Aber lassen wir die Kleinbeträge außen vor und sprechen über die wichtigsten Punkte des Haushalts: Es gibt gute Gründe, dem Haushalt und dem Investitionsplan zuzustimmen. Beide enthalten als wichtigste Investitionsmaßnahmen den Neubau des Hallenbads und die Sanierung des Freibads, die bereits in der vergangenen Wahlperiode mit hohen Zuschüssen als notwendige Zukunftsprojekte auf den Weg gebracht wurden, sowie unter anderem Maßnahmen der Dorferneuerung in Walkersbrunn und Kasberg. Dazu kommt der akute Bedarf für einen Kindergarten, der sich durch den erwünschten Zuzug von Familien mit Kindern in den letzten Jahren ergeben hat. Hinter diesen Projekten stehen wir voll und ganz.
Dabei liegt es nahe, dass die Stadt in den kommenden Jahren angesichts dieser anstehenden Großprojekte, welche alle für die Zukunft und die Lebensqualität der Stadt unverzichtbar sind und im Konsens beschlossen wurden, nicht ohne eine deutliche Neuverschuldung auskommen wird. Wir machen schon seit längerem deutlich, dass wir dies im Interesse der Bürgerinnen und Bürger nicht nur für akzeptabel, sondern sogar für notwendig halten. Wer die Kreditaufnahme in diesem Zusammenhang ablehnt oder kritisiert, muss dazu sagen, welche Zukunftsprojekte er dafür aufgeben will. Aus unserer Sicht ist das der falsche Weg.
Wir sind bereit, mehrere Millionen Euro höhere Schulden in Kauf zu nehmen, wenn es damit ein saniertes Freibad, ein neues Hallenbad, genügend Kindergartenplätze, etc. gibt. Das ist eine gänzlich andere Situation als die vor über zehn Jahren, als die Schulden noch viel höher waren und so gut wie nichts erledigt war. Insofern ist es nicht nachzuvollziehen, dass ausgerechnet aus der FW-Fraktion, welche die damalige Situation maßgeblich zu verantworten hatte, dazu kritische Stimmen kommen.

### BEREITGESTELLTE DATEN
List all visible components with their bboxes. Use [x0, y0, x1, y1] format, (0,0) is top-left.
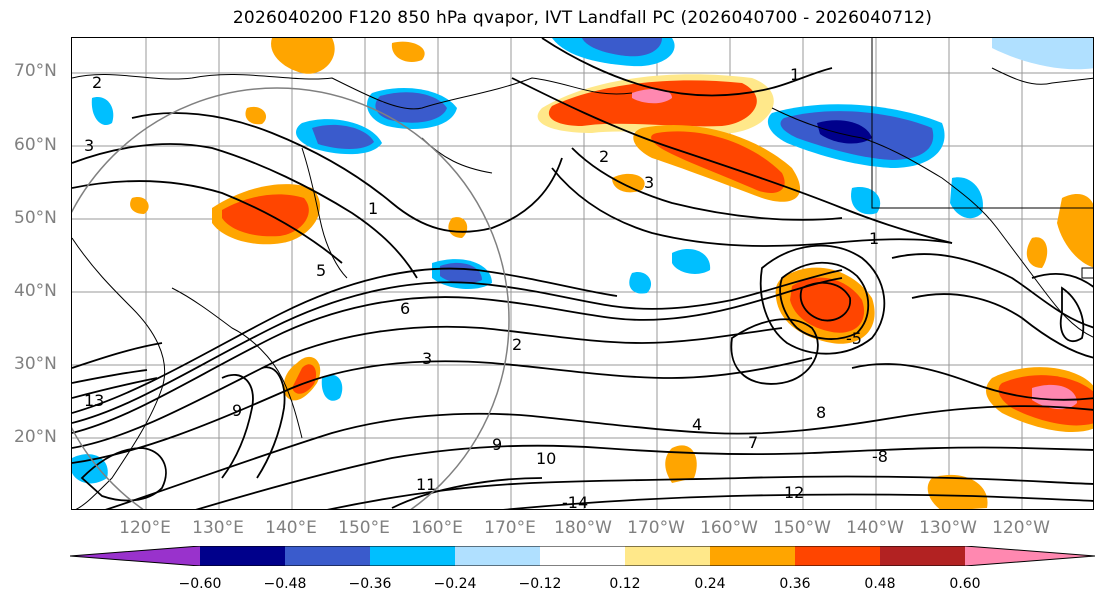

### ZU BEARBEITENDE AUFGABEN
1. Erklären Sie anhand des Textes zum Haushalt in ein bis drei Sätzen, woher der akute Bedarf für einen Kindergarten kommt.
2. Nennen Sie alle Investitionsprojekte, die der Text zum Haushalt ausdrücklich aufführt.
3. Schreiben Sie den Text zum Haushalt im Anschluss an seinen letzten Satz weiter.

### LÖSUNGEN
1. Der akute Bedarf für einen Kindergarten ist durch den erwünschten Zuzug von Familien mit Kindern in den letzten Jahren entstanden.

2.
- Neubau des Hallenbads
- Sanierung des Freibads
- Maßnahmen der Dorferneuerung in Walkersbrunn und Kasberg
- ein Kindergarten

3.
Dabei werden Bürgermeister und die Fraktionen von FW und CSU nicht müde, die angeblich „erheblich teurere“ Variante des Freibads zu kritisieren, für die sich der Stadtrat entschieden hat.
Hans Derbfuß spricht sogar von einem „aufgeblähten“ Freibad! Tatsächlich verursacht diese Variante höhere Investitionen von gerade einmal 160 T€ und bietet dafür erheblich mehr Attraktivität für die Badegäste, deutlich mehr Wasserfläche und dies bei annähernd gleichen Betriebskosten. Das ist angesichts der Summen, um die es beim Haushalt der künftigen Jahre geht, ein eher kleiner Betrag, der die städtischen Finanzen nicht maßgeblich beeinflusst. Viel stärker fallen die Mehrkosten in Millionenhöhe ins Gewicht, welche dadurch verursacht wurden, dass der Bau des Hallenbads nach der Kommunalwahl 2020 um zwei Jahre verzögert und die fast fertige Planung verworfen wurde.
Verzögerungen kosten Geld! Um das auch nochmals deutlich zu sagen: Der Zuschuss für das Hallenbad durch den Landkreis ist bereits vor der Wahl zwischen dem Landrat und dem damaligen Bürgermeister Hans-Jürgen Nekolla vereinbart worden war.
Wir begrüßen den Vorschlag des Kämmerers, dass der notwendige neue zusätzliche Kindergarten von dem Kommunalunternehmen gebaut und an den künftigen Betreiber verpachtet werden soll.
Dadurch wird der städtische Haushalt in den kommenden Jahren entsprechend entlastet.
Kurz zusammengefasst: Im Haushalt stehen die wichtigsten Projekte, auch wenn wir uns gewünscht hätten, dass der barrierefreie Ausbau der Innenstadt zumindest begonnen wird. Dabei ist die vorgesehene Kreditaufnahme sinnvoll und notwendig.
Aber deswegen ist bei weitem nicht alles gut. Als Grüne können wir nicht hinnehmen, wie die Energiewende hier vor Ort nicht nur nicht gefördert, sondern regelrecht ausgebremst wird. Alle Wissenschaftler weisen darauf hin, dass uns beim Klimawandel kaum noch Zeit bleibt und auf allen Ebenen dringend gehandelt werden muss und hier in Gräfenberg wird gezaudert als hätten wir noch viel Zeit. Die schleppende Erweiterung des Nahwärmenetzes ist nur ein Beispiel. Zudem wird der Ausbau der erneuerbaren Energien durch Klientelpolitik behindert. Dabei würde die Nutzung von Sonnen- und Windenergie über Klimaschutz und Sicherung der Energieversorgung hinaus auch die Einnahmensituation und damit die künftige Haushaltslage der Stadt verbessern. Diese Chancen werden derzeit vertan. Statt sich Gedanken über die Verbesserung der Einnahmen zu machen, wird lieber über die künftige Schuldenlast gejammert.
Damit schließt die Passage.